## [Excerpted records]
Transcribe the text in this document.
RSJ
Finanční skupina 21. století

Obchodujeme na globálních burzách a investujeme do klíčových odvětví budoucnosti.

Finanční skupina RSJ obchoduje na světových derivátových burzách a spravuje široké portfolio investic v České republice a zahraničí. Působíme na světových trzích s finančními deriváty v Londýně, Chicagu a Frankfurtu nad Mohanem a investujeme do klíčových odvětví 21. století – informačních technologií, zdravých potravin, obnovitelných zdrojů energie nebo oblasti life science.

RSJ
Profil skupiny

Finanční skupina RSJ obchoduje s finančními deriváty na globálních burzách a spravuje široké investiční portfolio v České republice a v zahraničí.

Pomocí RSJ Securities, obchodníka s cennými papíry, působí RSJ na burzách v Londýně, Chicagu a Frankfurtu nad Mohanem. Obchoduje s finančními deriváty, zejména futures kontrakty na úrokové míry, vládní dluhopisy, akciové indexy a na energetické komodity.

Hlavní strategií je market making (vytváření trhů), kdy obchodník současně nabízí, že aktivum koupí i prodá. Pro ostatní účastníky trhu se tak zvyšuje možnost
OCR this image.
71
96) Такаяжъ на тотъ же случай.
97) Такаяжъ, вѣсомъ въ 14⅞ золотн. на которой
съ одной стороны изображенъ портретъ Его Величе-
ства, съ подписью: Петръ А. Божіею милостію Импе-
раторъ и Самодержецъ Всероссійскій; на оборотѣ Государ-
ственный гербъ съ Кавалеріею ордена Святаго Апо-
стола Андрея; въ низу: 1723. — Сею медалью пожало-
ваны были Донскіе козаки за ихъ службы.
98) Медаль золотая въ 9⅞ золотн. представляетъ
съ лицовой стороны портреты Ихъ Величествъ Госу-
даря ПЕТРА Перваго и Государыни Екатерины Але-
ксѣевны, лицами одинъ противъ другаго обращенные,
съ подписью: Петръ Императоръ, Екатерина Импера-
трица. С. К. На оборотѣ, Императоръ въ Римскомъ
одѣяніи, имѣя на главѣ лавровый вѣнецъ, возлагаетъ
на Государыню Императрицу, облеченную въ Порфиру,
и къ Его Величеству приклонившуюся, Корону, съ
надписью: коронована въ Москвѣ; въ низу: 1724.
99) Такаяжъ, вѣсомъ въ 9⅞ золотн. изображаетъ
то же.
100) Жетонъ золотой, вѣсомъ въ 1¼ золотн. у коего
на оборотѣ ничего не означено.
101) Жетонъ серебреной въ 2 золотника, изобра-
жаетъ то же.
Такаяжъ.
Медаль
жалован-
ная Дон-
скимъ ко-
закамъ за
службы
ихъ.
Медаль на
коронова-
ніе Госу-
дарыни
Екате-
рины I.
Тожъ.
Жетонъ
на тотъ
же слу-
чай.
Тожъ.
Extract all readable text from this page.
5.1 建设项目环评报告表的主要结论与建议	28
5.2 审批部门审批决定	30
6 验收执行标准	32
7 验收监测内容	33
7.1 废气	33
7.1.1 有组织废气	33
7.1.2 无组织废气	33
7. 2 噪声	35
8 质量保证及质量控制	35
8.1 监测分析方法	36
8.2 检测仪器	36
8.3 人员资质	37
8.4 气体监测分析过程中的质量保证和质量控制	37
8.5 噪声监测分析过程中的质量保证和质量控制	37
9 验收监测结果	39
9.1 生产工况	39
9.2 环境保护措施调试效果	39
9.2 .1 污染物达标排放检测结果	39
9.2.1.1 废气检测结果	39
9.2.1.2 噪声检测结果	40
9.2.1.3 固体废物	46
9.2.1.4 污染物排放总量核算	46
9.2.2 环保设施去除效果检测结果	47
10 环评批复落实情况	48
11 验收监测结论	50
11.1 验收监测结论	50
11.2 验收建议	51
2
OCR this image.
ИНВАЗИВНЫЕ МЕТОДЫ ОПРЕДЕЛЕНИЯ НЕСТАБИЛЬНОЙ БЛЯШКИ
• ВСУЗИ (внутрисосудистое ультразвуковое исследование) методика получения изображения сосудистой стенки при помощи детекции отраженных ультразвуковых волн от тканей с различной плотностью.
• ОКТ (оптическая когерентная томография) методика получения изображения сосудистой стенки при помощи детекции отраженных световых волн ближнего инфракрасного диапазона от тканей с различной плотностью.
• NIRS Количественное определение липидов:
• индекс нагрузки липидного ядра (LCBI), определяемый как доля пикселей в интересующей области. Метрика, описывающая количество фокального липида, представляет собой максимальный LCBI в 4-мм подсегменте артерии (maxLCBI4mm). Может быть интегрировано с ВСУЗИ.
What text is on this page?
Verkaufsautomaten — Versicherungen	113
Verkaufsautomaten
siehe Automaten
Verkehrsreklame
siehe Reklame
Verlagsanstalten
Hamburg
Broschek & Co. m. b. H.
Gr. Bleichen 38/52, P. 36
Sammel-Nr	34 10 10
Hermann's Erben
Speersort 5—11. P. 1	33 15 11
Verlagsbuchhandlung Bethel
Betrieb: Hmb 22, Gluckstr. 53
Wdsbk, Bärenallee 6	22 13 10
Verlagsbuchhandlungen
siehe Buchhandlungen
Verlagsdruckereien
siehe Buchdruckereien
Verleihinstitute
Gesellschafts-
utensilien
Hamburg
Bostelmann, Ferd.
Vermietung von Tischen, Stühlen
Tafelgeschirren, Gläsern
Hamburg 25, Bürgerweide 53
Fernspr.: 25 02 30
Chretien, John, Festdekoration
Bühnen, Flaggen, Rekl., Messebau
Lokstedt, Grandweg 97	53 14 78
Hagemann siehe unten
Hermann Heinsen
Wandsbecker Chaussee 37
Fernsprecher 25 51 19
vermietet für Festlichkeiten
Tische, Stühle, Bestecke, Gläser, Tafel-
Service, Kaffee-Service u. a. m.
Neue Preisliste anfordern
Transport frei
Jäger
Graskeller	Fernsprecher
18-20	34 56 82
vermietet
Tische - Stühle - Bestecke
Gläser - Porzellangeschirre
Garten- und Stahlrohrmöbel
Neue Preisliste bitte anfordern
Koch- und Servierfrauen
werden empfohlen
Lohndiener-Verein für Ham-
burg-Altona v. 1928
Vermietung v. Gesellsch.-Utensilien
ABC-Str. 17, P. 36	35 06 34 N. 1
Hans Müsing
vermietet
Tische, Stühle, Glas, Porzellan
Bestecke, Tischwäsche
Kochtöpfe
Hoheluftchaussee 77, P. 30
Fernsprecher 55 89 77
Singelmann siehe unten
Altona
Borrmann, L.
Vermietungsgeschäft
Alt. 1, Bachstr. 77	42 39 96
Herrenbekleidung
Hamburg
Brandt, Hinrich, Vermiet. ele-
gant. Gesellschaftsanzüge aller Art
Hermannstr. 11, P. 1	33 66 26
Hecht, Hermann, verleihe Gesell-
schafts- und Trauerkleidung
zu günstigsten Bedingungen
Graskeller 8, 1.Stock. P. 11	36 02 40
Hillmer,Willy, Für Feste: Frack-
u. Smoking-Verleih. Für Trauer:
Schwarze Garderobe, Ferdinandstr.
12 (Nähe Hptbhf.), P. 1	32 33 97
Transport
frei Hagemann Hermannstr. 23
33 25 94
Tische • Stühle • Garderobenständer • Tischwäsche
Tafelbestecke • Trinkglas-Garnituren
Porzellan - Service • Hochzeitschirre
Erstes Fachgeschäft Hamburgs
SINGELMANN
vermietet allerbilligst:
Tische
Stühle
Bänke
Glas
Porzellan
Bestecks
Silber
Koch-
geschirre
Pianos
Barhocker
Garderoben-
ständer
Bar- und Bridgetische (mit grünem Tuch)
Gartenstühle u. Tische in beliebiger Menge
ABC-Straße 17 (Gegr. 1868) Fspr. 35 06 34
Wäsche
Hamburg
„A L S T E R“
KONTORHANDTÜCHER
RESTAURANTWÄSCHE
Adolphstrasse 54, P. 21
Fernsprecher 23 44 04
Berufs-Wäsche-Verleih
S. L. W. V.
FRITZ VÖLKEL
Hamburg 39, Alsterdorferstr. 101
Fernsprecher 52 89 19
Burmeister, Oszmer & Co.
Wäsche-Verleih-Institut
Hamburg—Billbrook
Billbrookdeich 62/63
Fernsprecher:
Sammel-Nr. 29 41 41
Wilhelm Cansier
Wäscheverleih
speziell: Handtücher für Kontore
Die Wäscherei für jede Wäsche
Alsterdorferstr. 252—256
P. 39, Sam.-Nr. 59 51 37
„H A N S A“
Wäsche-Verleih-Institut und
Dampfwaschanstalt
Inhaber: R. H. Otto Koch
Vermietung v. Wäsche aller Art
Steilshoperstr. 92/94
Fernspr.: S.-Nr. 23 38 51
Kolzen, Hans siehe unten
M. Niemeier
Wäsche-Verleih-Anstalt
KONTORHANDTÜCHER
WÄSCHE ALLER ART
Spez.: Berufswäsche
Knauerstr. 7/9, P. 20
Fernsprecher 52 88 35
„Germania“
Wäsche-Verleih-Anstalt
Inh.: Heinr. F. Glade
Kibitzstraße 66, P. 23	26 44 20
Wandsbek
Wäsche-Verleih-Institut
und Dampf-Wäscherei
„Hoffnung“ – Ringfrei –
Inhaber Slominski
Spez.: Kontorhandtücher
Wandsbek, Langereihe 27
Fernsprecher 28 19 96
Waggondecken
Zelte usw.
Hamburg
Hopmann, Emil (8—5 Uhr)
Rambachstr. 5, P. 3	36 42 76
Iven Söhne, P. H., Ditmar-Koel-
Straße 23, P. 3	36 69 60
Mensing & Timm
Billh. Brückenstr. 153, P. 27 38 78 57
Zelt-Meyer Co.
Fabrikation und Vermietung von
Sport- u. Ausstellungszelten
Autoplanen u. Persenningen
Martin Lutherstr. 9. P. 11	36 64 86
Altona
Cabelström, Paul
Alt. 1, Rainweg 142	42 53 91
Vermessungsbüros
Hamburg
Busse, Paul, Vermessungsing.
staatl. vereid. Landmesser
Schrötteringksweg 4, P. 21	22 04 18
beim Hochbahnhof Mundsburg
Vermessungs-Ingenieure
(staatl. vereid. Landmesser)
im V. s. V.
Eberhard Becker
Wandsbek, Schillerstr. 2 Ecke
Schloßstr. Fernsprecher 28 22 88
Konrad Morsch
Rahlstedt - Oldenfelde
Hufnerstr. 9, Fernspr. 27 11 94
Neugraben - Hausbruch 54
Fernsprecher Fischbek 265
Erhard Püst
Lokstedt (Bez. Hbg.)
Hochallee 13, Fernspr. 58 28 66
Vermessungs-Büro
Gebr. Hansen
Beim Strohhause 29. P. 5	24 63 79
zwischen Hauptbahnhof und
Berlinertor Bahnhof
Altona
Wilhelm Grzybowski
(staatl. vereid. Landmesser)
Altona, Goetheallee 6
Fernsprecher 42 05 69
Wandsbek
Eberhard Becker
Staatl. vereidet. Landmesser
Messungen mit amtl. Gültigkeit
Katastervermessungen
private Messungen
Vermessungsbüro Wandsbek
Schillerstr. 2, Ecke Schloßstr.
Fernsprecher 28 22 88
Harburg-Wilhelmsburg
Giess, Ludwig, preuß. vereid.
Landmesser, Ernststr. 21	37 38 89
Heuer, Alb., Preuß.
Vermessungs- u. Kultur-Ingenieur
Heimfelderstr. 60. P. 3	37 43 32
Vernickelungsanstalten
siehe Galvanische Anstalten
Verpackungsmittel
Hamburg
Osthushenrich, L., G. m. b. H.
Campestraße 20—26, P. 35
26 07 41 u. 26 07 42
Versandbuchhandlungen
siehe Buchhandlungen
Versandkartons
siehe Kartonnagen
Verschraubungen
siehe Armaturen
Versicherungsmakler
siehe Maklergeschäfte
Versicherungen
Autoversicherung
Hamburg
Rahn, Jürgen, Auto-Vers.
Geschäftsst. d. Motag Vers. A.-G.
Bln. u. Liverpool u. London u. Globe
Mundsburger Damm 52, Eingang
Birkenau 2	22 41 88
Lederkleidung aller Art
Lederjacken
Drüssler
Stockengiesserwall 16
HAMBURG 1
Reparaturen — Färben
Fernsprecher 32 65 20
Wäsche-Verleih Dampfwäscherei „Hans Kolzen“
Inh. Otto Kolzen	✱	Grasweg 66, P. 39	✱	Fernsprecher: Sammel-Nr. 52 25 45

## [What you have to do]
Filter the records above for lines containing the word "Такаяжъ", and copy those lines.

## [Complete output]
96) Такаяжъ на тотъ же случай.
97) Такаяжъ, вѣсомъ въ 14⅞ золотн. на которой
99) Такаяжъ, вѣсомъ въ 9⅞ золотн. изображаетъ
Такаяжъ.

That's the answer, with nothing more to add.